Work to be completed
Show all lines from the data that include the word "screenshot".

Stored rows

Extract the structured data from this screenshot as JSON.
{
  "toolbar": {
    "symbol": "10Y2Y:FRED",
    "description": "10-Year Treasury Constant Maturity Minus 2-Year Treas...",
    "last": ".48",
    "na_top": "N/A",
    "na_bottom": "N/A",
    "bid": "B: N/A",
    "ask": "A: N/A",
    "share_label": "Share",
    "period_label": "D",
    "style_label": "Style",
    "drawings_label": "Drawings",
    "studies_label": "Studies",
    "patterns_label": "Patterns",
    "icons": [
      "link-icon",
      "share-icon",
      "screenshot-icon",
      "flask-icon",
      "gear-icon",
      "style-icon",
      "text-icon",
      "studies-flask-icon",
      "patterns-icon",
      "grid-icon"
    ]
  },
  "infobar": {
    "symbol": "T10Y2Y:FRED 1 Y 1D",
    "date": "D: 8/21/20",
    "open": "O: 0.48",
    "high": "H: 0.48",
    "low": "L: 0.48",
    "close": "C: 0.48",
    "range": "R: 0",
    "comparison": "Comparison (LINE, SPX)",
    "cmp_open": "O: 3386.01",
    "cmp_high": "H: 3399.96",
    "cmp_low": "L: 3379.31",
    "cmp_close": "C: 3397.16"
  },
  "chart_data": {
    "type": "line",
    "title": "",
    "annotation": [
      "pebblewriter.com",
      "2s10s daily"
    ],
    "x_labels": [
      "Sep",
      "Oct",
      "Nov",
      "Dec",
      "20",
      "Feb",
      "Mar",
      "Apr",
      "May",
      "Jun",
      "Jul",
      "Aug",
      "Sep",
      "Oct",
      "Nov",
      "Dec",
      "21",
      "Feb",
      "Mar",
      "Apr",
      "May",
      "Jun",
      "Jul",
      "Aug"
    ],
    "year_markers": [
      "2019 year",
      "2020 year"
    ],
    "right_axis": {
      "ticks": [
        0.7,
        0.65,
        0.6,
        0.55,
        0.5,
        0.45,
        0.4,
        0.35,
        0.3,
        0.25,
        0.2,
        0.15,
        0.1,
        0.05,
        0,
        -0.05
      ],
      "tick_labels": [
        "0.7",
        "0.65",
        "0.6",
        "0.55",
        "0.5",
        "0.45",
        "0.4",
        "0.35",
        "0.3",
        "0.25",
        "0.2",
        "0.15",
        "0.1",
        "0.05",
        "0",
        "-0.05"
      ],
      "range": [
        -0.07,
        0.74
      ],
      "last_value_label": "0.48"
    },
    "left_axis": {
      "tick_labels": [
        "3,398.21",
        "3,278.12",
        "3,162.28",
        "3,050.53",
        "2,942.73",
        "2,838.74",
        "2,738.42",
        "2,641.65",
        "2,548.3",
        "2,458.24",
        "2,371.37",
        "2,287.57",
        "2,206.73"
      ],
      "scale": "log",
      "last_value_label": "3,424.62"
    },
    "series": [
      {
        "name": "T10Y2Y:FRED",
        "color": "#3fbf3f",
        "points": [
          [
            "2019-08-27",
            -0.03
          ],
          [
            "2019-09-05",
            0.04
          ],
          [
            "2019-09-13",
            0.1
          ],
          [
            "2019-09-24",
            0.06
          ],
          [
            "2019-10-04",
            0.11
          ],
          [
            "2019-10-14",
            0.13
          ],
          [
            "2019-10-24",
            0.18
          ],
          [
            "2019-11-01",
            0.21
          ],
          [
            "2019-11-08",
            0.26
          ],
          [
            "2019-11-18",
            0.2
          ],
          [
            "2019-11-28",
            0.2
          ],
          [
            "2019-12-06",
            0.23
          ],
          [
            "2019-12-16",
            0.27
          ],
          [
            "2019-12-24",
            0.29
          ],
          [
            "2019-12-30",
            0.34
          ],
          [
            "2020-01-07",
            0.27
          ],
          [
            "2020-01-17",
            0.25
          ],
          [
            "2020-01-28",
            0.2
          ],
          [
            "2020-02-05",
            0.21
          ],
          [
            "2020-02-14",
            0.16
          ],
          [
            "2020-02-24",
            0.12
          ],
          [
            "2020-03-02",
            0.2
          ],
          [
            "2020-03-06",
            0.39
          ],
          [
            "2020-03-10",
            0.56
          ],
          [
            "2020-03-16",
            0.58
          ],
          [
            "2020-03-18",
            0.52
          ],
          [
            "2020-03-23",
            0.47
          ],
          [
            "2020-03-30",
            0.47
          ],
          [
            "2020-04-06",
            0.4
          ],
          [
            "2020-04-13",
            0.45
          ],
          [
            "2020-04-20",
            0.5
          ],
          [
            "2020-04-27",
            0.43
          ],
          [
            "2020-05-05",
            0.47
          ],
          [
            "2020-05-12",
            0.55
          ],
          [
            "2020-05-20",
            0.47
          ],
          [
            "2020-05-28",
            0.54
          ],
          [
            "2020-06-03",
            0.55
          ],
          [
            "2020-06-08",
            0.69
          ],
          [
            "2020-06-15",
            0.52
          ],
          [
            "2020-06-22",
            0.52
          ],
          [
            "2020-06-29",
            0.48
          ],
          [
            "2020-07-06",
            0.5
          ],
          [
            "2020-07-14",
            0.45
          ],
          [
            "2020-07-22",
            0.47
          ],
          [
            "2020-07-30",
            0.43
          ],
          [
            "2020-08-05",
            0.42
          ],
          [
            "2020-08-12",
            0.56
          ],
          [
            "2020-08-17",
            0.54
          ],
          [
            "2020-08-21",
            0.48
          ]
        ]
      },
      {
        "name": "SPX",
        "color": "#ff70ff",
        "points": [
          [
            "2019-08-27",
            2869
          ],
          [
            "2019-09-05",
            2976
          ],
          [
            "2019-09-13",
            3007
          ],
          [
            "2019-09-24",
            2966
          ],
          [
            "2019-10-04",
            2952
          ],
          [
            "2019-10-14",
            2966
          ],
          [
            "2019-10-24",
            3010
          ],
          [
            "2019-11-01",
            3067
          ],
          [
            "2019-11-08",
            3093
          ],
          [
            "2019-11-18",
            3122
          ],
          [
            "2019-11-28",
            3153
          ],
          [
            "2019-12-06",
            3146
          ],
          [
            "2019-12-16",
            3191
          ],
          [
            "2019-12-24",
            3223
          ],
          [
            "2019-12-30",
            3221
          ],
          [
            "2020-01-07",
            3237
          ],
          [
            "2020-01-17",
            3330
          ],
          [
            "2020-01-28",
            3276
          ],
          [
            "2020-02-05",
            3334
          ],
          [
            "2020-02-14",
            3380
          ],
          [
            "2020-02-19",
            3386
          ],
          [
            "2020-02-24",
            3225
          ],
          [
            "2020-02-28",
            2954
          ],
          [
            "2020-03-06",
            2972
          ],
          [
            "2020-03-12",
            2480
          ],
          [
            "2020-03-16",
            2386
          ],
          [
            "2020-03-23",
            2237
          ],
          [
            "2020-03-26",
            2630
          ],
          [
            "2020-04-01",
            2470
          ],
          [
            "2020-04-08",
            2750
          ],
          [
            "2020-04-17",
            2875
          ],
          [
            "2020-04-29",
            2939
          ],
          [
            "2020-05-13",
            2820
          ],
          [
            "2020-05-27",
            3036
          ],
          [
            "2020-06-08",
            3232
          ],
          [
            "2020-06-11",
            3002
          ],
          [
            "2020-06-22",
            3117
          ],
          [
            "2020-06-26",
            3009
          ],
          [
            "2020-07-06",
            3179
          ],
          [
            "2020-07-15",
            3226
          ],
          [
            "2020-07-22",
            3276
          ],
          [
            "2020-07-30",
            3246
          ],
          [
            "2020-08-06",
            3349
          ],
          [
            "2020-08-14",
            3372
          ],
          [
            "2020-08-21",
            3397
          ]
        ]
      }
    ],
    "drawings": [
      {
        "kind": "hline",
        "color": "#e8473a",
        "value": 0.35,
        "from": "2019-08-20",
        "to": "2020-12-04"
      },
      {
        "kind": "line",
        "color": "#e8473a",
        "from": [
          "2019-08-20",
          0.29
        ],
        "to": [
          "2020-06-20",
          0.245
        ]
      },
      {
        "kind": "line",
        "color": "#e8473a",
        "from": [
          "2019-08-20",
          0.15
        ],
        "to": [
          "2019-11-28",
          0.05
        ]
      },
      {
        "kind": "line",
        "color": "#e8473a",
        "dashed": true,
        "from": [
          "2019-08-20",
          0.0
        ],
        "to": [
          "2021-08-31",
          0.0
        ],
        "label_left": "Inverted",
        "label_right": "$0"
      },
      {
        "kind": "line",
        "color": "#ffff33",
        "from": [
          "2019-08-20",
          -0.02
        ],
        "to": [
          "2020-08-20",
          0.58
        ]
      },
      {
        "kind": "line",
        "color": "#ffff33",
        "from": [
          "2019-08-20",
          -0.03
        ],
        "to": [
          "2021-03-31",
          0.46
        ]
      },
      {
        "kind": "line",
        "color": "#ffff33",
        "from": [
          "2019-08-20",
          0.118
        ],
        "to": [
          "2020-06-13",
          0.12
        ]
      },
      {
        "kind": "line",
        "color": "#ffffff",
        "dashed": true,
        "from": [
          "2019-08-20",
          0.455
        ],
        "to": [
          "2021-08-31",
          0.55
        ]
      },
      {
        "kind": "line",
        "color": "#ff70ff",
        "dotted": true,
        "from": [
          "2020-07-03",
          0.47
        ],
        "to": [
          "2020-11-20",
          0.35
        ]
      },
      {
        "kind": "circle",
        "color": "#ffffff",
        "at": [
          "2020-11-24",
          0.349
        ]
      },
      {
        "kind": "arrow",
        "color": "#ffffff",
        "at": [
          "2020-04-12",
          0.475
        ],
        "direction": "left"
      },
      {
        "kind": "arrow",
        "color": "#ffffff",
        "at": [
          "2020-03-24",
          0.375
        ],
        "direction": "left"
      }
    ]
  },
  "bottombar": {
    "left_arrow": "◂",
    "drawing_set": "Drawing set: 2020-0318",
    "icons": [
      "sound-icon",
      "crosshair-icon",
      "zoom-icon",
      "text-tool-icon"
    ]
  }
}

Solution for this problem
Extract the structured data from this screenshot as JSON.
      "screenshot-icon",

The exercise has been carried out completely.